### Exercise aim
Output the lines from the beginning of the material up to and including the line containing "like-button[interactable]: 4.8K bbox=[44, 906, 128, 932]" as a Markdown table. Use the columns Row and Line, number each row, and leave out blank lines.

### Data excerpts

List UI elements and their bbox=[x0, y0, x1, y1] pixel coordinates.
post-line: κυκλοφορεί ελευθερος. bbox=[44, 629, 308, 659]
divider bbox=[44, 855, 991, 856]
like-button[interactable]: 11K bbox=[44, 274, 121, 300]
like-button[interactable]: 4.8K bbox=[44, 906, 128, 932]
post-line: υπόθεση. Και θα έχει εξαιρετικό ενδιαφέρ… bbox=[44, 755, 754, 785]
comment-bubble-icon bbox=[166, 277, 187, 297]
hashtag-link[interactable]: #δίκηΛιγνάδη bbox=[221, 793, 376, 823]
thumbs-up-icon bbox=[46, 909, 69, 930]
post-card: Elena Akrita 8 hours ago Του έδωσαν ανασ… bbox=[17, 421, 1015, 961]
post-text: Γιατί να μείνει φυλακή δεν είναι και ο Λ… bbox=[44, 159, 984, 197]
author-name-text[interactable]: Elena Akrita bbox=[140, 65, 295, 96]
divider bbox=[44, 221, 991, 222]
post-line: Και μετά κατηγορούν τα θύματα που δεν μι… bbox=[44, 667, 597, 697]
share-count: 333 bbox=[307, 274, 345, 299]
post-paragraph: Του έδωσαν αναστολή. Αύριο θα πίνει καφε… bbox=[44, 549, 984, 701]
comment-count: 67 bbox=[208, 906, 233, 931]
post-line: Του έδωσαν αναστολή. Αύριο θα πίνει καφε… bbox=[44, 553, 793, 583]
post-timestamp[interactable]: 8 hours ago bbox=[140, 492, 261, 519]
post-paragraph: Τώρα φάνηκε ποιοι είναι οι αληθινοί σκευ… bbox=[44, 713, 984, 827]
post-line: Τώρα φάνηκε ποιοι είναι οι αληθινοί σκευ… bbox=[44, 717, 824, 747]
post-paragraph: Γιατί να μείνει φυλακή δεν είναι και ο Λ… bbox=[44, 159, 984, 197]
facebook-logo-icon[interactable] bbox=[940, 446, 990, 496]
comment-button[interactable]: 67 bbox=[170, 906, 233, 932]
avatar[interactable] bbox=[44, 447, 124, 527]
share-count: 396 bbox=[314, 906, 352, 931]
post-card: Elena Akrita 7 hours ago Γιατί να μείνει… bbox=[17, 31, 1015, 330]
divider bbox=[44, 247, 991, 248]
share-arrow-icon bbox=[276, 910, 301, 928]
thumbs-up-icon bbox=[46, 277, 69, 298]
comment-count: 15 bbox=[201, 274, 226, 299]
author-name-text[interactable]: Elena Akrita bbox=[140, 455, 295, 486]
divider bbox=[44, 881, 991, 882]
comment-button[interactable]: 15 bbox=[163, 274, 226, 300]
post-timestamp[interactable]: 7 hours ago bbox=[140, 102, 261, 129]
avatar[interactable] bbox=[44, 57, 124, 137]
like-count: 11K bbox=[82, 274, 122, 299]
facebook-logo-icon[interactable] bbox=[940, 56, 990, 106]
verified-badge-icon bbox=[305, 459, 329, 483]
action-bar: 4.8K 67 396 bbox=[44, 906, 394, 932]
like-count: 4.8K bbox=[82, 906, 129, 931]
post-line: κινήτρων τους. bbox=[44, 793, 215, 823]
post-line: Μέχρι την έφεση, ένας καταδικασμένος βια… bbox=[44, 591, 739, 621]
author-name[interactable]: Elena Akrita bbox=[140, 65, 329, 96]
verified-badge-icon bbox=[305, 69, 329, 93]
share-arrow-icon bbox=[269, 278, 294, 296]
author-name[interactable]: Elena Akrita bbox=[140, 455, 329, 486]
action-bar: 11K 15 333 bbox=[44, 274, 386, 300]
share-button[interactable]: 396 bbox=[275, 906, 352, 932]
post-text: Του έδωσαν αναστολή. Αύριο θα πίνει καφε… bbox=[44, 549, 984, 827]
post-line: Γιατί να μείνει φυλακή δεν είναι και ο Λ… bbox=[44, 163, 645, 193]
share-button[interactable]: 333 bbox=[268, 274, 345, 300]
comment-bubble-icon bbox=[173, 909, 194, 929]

### Solution for this problem
| Row | Line |
|---|---|
| 1 | List UI elements and their bbox=[x0, y0, x1, y1] pixel coordinates. |
| 2 | post-line: κυκλοφορεί ελευθερος. bbox=[44, 629, 308, 659] |
| 3 | divider bbox=[44, 855, 991, 856] |
| 4 | like-button[interactable]: 11K bbox=[44, 274, 121, 300] |
| 5 | like-button[interactable]: 4.8K bbox=[44, 906, 128, 932] |